__Challenge__. Which lines contain the word "Kenneth"? Return each of them as written.
►
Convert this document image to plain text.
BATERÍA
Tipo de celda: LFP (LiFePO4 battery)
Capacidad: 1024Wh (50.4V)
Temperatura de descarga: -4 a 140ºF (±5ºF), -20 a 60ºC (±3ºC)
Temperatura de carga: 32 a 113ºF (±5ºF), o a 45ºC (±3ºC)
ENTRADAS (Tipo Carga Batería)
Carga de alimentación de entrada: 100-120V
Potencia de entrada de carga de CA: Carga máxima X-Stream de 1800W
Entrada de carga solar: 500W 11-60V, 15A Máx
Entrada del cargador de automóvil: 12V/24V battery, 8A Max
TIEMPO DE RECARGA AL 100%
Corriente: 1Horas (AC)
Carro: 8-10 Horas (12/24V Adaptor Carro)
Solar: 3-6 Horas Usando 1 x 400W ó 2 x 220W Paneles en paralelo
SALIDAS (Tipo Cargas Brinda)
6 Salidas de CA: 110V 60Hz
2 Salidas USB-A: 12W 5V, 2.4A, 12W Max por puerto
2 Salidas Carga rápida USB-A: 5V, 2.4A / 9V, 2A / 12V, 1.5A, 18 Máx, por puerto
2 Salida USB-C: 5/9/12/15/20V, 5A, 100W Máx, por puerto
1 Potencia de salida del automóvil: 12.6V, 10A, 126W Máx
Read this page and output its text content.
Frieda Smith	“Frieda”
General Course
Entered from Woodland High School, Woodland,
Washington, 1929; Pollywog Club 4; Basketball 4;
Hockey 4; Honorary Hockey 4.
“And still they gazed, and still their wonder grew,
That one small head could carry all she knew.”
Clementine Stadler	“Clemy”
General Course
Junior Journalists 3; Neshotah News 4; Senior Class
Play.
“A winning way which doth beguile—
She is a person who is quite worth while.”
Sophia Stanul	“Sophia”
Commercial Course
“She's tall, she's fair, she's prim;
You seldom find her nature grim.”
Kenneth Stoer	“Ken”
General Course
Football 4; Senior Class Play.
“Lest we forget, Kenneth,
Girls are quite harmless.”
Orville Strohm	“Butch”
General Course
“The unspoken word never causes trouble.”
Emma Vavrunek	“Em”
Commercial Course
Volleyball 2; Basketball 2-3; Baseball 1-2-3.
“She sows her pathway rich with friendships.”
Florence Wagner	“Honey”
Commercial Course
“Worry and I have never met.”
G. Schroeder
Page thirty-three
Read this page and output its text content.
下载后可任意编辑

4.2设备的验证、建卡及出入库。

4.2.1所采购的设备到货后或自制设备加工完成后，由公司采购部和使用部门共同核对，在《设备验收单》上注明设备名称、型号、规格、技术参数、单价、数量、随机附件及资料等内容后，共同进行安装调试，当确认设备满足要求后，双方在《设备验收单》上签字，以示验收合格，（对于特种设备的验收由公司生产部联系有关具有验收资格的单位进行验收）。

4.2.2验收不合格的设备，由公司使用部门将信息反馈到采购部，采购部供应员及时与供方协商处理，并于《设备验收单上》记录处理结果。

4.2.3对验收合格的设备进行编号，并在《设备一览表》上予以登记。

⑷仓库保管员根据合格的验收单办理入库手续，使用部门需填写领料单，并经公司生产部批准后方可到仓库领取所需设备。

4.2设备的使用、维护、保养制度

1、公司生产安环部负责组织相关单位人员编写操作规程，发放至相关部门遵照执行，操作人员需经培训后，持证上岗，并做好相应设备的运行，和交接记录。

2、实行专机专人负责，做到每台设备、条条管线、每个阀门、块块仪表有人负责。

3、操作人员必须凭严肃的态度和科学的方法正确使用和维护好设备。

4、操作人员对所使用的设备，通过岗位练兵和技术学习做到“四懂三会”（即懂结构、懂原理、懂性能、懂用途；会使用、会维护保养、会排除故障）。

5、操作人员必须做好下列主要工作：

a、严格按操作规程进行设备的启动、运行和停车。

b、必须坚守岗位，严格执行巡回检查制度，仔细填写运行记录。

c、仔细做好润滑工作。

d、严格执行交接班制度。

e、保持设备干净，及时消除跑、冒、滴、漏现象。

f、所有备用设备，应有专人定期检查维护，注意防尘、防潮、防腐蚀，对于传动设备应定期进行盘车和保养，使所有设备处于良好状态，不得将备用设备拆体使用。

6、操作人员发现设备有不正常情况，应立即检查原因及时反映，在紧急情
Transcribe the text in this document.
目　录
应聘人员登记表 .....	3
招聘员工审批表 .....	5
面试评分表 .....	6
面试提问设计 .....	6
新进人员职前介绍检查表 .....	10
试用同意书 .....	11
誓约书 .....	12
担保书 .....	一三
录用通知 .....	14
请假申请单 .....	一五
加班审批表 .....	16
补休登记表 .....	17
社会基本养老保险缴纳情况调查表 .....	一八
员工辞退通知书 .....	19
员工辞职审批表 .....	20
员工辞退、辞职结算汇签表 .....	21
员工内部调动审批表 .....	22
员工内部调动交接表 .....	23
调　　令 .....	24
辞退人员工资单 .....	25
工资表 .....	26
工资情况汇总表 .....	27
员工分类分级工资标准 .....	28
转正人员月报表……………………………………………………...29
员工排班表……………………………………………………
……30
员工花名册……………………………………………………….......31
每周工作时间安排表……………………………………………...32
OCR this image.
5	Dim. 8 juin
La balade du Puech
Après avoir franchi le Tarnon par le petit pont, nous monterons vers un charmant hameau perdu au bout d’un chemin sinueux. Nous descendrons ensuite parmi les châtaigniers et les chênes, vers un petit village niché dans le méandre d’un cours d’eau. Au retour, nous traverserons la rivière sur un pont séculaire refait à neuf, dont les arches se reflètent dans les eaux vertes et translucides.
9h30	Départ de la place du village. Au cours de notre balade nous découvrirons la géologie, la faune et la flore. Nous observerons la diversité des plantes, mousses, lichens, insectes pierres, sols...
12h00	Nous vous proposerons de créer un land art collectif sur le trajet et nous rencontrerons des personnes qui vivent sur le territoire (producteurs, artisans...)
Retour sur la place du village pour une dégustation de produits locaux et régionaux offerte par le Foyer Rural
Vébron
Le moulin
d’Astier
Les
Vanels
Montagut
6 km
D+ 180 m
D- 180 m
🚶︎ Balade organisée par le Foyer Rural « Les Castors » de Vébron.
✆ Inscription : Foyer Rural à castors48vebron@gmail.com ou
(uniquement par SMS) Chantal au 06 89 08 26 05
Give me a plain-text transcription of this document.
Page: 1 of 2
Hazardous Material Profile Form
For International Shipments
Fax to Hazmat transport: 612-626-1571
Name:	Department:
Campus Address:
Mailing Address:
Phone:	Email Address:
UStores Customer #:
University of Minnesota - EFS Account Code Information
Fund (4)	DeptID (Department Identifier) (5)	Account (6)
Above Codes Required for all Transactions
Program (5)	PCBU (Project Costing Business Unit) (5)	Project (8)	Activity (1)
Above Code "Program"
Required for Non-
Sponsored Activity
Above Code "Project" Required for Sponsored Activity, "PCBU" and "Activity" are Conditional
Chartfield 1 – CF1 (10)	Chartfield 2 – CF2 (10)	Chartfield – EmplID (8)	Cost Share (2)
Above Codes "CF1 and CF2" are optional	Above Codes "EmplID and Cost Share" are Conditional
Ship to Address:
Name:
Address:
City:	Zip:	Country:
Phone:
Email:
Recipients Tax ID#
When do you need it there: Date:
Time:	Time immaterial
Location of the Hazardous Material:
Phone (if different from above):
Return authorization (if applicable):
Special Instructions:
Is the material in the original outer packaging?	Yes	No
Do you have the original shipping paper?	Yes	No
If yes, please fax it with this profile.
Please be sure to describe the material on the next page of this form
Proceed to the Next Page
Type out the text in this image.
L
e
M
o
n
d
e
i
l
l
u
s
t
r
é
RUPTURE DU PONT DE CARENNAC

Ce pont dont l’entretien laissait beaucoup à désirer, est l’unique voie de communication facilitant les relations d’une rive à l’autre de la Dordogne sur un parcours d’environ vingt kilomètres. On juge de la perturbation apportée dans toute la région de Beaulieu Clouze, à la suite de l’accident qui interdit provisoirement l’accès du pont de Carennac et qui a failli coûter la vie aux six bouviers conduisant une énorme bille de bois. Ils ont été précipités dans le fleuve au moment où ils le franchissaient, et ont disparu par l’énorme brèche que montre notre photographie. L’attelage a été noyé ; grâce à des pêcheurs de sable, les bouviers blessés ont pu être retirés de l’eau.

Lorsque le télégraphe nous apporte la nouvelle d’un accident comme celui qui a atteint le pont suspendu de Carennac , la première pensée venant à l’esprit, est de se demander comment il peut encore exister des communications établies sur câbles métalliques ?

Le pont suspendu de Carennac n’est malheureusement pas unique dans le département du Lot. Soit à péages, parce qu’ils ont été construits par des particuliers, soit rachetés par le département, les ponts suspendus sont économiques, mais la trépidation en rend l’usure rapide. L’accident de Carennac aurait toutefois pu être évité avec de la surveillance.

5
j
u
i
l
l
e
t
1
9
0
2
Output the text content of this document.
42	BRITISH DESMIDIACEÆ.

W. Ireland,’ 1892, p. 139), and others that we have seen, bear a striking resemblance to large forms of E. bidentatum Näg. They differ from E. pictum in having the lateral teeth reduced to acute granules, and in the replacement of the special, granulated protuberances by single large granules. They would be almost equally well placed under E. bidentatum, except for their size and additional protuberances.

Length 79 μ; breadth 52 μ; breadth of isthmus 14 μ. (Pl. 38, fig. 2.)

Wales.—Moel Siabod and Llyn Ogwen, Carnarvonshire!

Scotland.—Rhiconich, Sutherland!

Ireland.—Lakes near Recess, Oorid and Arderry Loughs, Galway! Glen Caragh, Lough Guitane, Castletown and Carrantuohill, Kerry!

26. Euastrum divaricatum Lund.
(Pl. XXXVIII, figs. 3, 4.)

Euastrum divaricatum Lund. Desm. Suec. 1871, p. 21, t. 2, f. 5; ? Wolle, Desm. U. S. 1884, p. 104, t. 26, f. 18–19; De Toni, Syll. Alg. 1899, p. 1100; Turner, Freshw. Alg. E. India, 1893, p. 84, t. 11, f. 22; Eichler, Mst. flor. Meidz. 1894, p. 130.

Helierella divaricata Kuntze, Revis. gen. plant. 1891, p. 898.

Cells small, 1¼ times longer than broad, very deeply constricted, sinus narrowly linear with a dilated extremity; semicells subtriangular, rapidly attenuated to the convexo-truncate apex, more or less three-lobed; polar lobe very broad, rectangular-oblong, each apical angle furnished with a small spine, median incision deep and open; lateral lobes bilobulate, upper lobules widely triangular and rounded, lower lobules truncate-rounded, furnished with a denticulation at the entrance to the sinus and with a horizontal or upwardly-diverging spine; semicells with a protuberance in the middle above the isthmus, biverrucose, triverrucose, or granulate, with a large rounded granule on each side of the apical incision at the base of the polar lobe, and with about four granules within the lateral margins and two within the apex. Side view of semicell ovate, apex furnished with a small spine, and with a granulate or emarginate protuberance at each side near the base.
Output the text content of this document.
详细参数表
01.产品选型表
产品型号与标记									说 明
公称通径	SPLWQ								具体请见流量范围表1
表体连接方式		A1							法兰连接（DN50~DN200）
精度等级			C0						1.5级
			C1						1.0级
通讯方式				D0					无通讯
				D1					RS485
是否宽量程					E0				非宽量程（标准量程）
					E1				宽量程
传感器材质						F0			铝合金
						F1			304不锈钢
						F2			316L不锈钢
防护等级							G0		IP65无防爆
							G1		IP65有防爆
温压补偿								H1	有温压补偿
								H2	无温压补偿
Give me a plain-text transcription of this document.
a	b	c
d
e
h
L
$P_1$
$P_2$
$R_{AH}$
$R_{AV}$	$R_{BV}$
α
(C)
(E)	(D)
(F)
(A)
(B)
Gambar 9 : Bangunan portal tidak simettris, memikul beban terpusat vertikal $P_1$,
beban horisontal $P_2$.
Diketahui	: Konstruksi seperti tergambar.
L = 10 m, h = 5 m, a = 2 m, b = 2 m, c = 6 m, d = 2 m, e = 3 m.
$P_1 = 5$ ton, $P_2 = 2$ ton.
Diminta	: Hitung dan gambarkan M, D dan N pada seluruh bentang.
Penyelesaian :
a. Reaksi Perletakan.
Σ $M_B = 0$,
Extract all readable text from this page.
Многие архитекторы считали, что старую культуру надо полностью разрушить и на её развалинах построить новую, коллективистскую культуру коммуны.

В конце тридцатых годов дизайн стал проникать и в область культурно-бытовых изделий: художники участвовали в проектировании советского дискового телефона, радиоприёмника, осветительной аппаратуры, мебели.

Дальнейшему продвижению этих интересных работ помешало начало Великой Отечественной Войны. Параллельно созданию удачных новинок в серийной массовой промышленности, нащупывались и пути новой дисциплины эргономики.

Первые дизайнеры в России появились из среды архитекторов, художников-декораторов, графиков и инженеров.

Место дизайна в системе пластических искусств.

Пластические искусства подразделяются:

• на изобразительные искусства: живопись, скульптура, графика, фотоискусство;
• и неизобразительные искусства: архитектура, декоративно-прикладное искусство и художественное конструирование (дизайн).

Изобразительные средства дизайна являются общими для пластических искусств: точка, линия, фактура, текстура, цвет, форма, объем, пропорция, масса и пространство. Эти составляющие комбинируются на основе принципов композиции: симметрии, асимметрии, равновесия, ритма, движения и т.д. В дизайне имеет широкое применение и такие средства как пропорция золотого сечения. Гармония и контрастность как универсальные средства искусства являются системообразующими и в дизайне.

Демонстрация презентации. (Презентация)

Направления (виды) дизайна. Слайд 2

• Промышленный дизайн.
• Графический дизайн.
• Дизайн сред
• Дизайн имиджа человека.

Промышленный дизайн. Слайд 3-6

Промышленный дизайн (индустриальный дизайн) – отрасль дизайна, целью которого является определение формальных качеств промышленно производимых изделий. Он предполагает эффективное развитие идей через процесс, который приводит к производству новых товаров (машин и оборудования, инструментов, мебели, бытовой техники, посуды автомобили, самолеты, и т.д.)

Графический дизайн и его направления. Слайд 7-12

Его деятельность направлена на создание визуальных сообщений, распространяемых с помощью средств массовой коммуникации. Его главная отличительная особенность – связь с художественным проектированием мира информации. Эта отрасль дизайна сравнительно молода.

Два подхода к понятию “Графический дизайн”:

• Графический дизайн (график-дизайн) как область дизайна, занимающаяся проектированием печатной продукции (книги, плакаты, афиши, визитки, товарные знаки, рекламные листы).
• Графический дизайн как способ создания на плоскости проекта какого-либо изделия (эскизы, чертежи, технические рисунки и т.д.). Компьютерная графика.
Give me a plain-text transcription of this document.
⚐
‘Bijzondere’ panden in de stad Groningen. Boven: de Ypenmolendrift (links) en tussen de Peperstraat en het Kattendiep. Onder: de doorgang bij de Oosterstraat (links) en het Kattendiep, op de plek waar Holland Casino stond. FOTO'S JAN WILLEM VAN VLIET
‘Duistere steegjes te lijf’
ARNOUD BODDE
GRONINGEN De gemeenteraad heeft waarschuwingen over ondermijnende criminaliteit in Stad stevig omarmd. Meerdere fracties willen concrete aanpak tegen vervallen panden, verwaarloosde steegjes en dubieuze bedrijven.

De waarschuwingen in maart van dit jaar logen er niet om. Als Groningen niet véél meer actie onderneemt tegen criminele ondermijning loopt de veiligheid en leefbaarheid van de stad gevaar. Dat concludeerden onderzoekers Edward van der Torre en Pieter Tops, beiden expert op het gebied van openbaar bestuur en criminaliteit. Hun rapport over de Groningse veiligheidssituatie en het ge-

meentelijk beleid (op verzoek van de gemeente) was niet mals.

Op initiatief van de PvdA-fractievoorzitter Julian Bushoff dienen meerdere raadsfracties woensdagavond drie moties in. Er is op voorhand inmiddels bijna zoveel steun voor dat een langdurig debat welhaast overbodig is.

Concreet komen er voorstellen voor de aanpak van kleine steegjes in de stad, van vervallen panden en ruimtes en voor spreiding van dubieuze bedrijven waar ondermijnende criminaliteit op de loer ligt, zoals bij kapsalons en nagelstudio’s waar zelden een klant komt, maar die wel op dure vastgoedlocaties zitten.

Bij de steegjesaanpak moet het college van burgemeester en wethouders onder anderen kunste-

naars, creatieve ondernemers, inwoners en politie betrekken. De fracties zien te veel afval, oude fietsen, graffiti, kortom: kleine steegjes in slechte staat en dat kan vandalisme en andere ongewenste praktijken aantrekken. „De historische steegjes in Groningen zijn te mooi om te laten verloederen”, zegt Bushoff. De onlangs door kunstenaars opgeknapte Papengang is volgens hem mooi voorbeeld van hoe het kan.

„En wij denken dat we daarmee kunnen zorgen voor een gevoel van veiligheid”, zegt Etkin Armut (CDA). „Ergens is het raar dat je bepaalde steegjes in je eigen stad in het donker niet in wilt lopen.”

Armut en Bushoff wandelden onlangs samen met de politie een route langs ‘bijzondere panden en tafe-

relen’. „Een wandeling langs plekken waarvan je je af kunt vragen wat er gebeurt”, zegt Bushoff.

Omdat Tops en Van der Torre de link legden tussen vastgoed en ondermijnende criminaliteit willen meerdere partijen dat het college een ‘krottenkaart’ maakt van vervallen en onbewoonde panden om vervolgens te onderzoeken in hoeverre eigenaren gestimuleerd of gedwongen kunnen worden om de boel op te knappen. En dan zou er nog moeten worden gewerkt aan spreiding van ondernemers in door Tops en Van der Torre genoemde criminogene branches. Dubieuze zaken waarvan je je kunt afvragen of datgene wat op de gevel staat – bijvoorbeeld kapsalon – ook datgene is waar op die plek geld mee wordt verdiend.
◄
__Exercise response__.
Kenneth Stoer	“Ken”
“Lest we forget, Kenneth,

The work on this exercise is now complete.